• **REQUIREMENTS**
Please convert the data, from its first line through the line containing "- tree-item-esszimmer[interactable]: ✺" (both included), into a JSON list of strings, one string per line, leaving out blank lines.

--------------------------------------------------

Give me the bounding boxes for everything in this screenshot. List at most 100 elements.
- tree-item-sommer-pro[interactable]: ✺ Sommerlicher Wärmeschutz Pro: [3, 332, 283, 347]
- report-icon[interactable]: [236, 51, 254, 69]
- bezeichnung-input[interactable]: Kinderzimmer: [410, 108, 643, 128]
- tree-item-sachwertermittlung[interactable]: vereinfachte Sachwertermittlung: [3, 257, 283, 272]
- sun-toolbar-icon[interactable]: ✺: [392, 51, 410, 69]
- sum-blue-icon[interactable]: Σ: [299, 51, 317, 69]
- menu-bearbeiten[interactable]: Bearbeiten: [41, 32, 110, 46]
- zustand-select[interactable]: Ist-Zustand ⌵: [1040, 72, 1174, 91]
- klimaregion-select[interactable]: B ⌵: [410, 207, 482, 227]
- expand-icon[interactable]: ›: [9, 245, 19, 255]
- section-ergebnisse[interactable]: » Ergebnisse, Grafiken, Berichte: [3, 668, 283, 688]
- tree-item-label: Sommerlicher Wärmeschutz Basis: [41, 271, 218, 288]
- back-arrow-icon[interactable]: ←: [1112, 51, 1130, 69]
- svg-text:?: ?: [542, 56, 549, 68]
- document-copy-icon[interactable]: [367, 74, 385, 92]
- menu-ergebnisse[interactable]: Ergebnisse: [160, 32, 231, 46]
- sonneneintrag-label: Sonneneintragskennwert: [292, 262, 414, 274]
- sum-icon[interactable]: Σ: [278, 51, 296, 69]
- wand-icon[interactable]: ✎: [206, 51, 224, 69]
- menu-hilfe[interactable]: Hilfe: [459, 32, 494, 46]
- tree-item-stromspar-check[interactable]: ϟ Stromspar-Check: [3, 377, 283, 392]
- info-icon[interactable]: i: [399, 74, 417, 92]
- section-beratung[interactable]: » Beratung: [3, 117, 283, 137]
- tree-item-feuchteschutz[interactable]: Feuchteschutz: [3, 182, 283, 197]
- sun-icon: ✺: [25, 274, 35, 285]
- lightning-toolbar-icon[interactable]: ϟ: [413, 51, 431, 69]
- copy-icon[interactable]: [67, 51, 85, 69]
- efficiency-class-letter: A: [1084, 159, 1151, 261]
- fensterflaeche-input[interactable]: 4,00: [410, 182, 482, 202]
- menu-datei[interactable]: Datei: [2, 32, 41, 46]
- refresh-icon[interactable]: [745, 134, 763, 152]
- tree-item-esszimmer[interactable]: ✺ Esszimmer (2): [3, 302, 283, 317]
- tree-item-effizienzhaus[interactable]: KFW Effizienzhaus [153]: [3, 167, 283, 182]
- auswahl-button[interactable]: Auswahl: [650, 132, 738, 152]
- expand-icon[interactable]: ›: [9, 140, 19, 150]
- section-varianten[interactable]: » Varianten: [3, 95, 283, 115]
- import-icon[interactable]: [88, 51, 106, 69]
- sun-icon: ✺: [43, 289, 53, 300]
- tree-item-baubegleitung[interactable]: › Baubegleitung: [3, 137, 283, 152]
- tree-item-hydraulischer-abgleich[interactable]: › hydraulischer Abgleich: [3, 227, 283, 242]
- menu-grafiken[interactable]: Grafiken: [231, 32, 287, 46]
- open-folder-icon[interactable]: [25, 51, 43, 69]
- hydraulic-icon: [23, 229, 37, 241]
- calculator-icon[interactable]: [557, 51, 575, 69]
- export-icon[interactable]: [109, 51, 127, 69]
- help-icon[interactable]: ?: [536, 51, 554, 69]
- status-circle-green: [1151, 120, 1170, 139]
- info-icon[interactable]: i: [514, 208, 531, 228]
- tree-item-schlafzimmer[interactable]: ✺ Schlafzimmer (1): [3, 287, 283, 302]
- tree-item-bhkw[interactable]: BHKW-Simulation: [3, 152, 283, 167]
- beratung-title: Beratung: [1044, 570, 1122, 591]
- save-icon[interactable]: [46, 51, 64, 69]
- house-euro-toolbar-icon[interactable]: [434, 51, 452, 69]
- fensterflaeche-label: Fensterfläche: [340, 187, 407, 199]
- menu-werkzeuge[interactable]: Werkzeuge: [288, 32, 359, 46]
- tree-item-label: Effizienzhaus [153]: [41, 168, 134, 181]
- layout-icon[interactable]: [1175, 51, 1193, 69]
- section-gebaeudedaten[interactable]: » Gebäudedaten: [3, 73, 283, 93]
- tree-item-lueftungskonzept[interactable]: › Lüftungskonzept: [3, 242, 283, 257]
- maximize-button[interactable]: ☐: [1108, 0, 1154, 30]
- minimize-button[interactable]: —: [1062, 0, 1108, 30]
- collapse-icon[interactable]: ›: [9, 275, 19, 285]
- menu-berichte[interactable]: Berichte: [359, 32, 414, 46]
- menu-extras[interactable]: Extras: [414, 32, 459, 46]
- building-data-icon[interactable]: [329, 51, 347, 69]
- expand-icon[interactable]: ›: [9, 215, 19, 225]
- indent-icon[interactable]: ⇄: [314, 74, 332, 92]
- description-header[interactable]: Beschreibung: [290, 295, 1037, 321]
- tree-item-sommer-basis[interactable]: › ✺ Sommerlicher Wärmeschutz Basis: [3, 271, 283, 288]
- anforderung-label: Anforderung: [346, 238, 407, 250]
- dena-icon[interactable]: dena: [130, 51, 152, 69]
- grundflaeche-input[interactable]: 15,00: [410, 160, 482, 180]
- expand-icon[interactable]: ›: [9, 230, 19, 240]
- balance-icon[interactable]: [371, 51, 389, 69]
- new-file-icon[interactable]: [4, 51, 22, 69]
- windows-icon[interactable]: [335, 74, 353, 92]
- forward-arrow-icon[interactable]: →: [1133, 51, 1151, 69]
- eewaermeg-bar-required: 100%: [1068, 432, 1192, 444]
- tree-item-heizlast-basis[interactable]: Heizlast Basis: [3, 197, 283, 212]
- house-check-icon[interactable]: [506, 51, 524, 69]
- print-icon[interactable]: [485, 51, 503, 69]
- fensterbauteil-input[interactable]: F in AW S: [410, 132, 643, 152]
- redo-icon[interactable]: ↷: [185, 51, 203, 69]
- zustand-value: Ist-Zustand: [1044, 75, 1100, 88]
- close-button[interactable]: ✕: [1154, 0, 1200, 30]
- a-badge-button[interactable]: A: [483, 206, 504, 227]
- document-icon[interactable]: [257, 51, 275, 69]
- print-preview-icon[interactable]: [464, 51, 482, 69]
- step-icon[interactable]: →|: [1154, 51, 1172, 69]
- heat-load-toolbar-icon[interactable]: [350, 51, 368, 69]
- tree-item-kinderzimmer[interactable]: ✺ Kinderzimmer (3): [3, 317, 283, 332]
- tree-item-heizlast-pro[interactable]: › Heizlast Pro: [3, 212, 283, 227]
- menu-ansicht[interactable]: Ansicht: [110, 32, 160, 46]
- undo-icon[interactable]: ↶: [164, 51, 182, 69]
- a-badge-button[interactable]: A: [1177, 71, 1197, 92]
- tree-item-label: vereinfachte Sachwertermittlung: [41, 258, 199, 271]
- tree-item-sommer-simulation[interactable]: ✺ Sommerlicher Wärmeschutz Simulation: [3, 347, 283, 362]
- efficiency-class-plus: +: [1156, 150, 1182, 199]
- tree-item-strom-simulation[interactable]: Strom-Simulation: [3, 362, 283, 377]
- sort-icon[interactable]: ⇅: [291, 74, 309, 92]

--------------------------------------------------

• **RESULT**
[
  "Give me the bounding boxes for everything in this screenshot. List at most 100 elements.",
  "- tree-item-sommer-pro[interactable]: ✺ Sommerlicher Wärmeschutz Pro: [3, 332, 283, 347]",
  "- report-icon[interactable]: [236, 51, 254, 69]",
  "- bezeichnung-input[interactable]: Kinderzimmer: [410, 108, 643, 128]",
  "- tree-item-sachwertermittlung[interactable]: vereinfachte Sachwertermittlung: [3, 257, 283, 272]",
  "- sun-toolbar-icon[interactable]: ✺: [392, 51, 410, 69]",
  "- sum-blue-icon[interactable]: Σ: [299, 51, 317, 69]",
  "- menu-bearbeiten[interactable]: Bearbeiten: [41, 32, 110, 46]",
  "- zustand-select[interactable]: Ist-Zustand ⌵: [1040, 72, 1174, 91]",
  "- klimaregion-select[interactable]: B ⌵: [410, 207, 482, 227]",
  "- expand-icon[interactable]: ›: [9, 245, 19, 255]",
  "- section-ergebnisse[interactable]: » Ergebnisse, Grafiken, Berichte: [3, 668, 283, 688]",
  "- tree-item-label: Sommerlicher Wärmeschutz Basis: [41, 271, 218, 288]",
  "- back-arrow-icon[interactable]: ←: [1112, 51, 1130, 69]",
  "- svg-text:?: ?: [542, 56, 549, 68]",
  "- document-copy-icon[interactable]: [367, 74, 385, 92]",
  "- menu-ergebnisse[interactable]: Ergebnisse: [160, 32, 231, 46]",
  "- sonneneintrag-label: Sonneneintragskennwert: [292, 262, 414, 274]",
  "- sum-icon[interactable]: Σ: [278, 51, 296, 69]",
  "- wand-icon[interactable]: ✎: [206, 51, 224, 69]",
  "- menu-hilfe[interactable]: Hilfe: [459, 32, 494, 46]",
  "- tree-item-stromspar-check[interactable]: ϟ Stromspar-Check: [3, 377, 283, 392]",
  "- info-icon[interactable]: i: [399, 74, 417, 92]",
  "- section-beratung[interactable]: » Beratung: [3, 117, 283, 137]",
  "- tree-item-feuchteschutz[interactable]: Feuchteschutz: [3, 182, 283, 197]",
  "- sun-icon: ✺: [25, 274, 35, 285]",
  "- lightning-toolbar-icon[interactable]: ϟ: [413, 51, 431, 69]",
  "- copy-icon[interactable]: [67, 51, 85, 69]",
  "- efficiency-class-letter: A: [1084, 159, 1151, 261]",
  "- fensterflaeche-input[interactable]: 4,00: [410, 182, 482, 202]",
  "- menu-datei[interactable]: Datei: [2, 32, 41, 46]",
  "- refresh-icon[interactable]: [745, 134, 763, 152]",
  "- tree-item-esszimmer[interactable]: ✺ Esszimmer (2): [3, 302, 283, 317]"
]